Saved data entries

-=-=-=-=-

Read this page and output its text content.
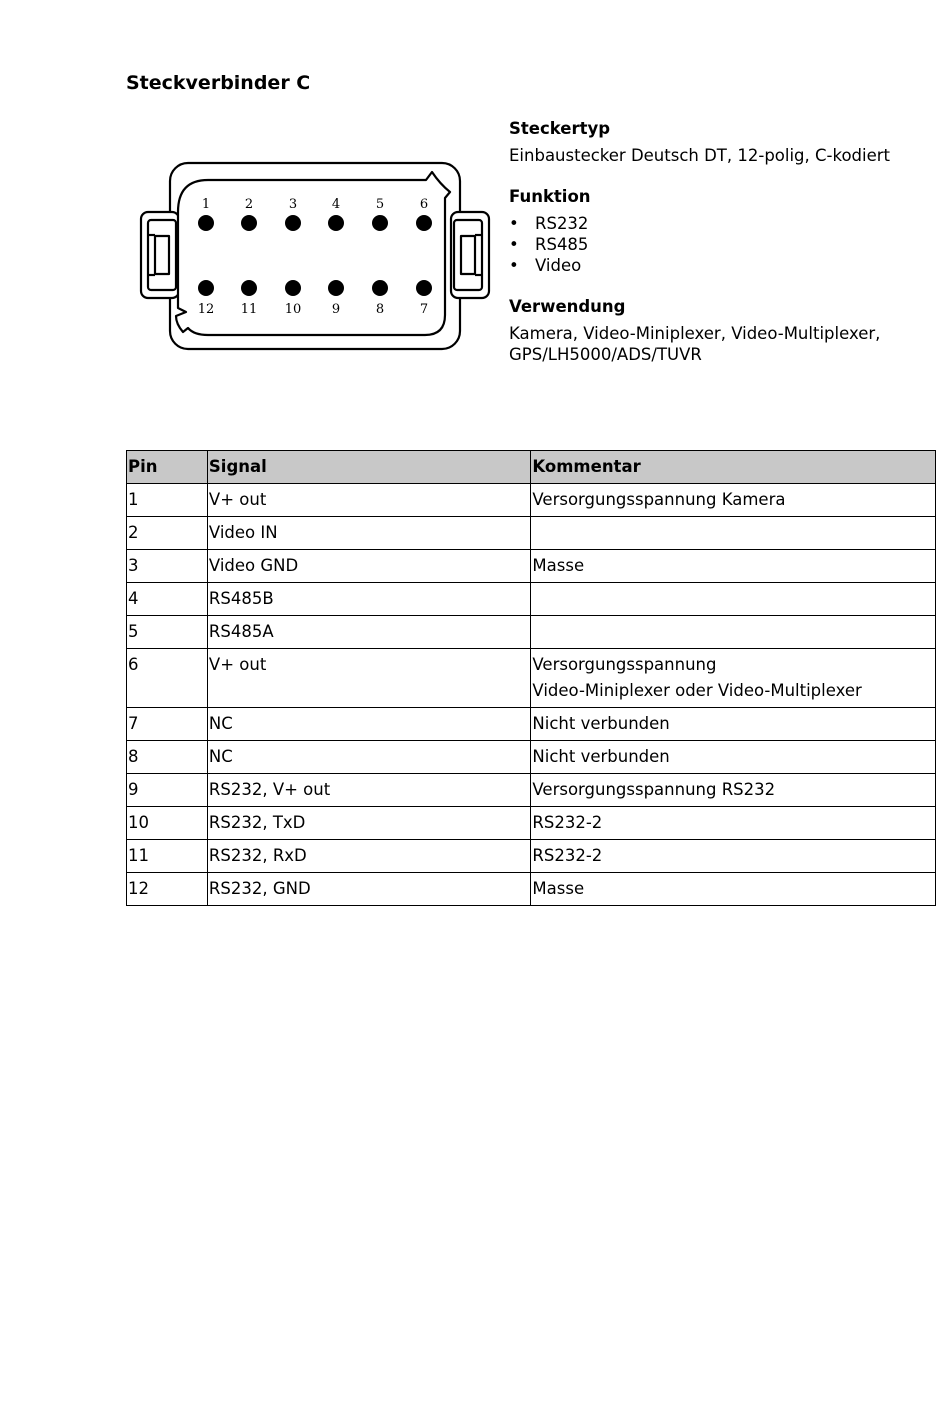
Steckverbinder C
1	2	3	4	5	6
12 11 10 9	8	7
Steckertyp
Einbaustecker Deutsch DT, 12-polig, C-kodiert
Funktion
• RS232
• RS485
• Video
Verwendung

Kamera, Video-Miniplexer, Video-Multiplexer,

GPS/LH5000/ADS/TUVR

Pin	Signal	Kommentar
1	V+ out	Versorgungsspannung Kamera

2	Video IN	

3	Video GND	Masse

4	RS485B	

5	RS485A	

6	V+ out	Versorgungsspannung
Video-Miniplexer oder Video-Multiplexer

7	NC	Nicht verbunden

8	NC	Nicht verbunden

9	RS232, V+ out	Versorgungsspannung RS232

10	RS232, TxD	RS232-2

11	RS232, RxD	RS232-2

12	RS232, GND	Masse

-=-=-=-=-

• _PROBLEM DESCRIPTION_:
Your task is to repeat the material above exactly, without its pictures.

• _FULL OUTPUT_:
Read this page and output its text content.
Steckverbinder C
1	2	3	4	5	6
12 11 10 9	8	7
Steckertyp
Einbaustecker Deutsch DT, 12-polig, C-kodiert
Funktion
• RS232
• RS485
• Video
Verwendung

Kamera, Video-Miniplexer, Video-Multiplexer,

GPS/LH5000/ADS/TUVR

Pin	Signal	Kommentar
1	V+ out	Versorgungsspannung Kamera

2	Video IN	

3	Video GND	Masse

4	RS485B	

5	RS485A	

6	V+ out	Versorgungsspannung
Video-Miniplexer oder Video-Multiplexer

7	NC	Nicht verbunden

8	NC	Nicht verbunden

9	RS232, V+ out	Versorgungsspannung RS232

10	RS232, TxD	RS232-2

11	RS232, RxD	RS232-2

12	RS232, GND	Masse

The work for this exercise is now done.